Source document:
--- start ---

Adiabatic quantum-flux-parametron (AQFP) logic is known as an energy efficient superconductor logic family. It is featured with higher speed and lower power consumption than conventional CMOS logic even after considering the cooling overhead. However, it has a problem of low integration because of its limited wiring length (~1000µm). In order to solve this problem, it is necessary to increase the level of integration by optimizing the placement and wiring steps assuming that the target fabrication process has a sufficient amount of routing layers. Currently, there is already a placement optimization tool for AQFP and its wiring method is based on the Left Edge Algorithm (LEA) because it was developed for a simple fabrication process with a single dedicated routing layer. It is possible to design AQFP logic using more advanced fabrication processes with additional wiring layers. In this case, LEA is not a proper routing algorithm for AQFP. The interconnect for AQFP is wired by sandwiching the strip-lines between the ground layers. Because of this structure, horizontal lines can be wired in parallel on the same track in two-layer channel routing. This kind of routing method is not available in CMOS channel routing. Thus, we are developing a mutilayer channel routing algorithm optimized for AQFP. In this research, we have developed a generic two-layer channel routing algorithm and have shown a reduction in the number of routing tracks when compared to LEA-based routing. Furthermore, we plan to research and evaluate whether or not it can be used in the future for more advanced fabrication processes that can support multilayer channel routing with three or more layers.

Fig. 1, Comparison of two wiring results. The number of tracks was halved by the proposed method. (a) Wiring results by LEA. The number of tracks is 6. (b) Wiring results for the proposed method. The number of tracks is 3.

Keywords: AQFP, Channel routing algorithm

--- end ---

Given information:
--- start ---

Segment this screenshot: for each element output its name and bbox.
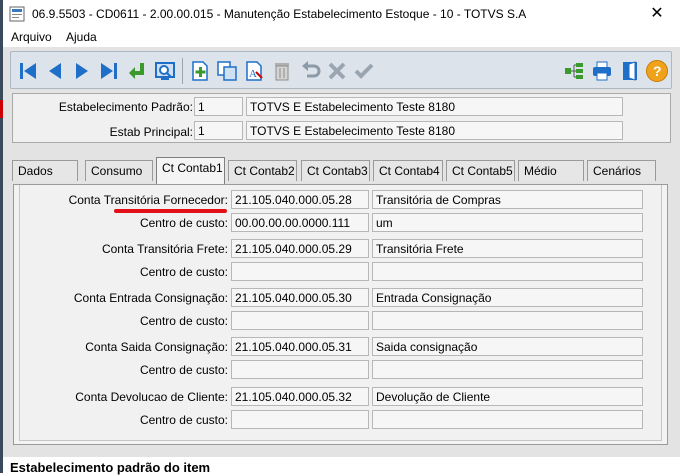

--- end ---

In the AQFP channel routing abstract, how many routing tracks does the proposed method use in the Fig. 1 comparison, and how many does LEA use?

Exercise answer: The proposed method uses 3 tracks and LEA uses 6.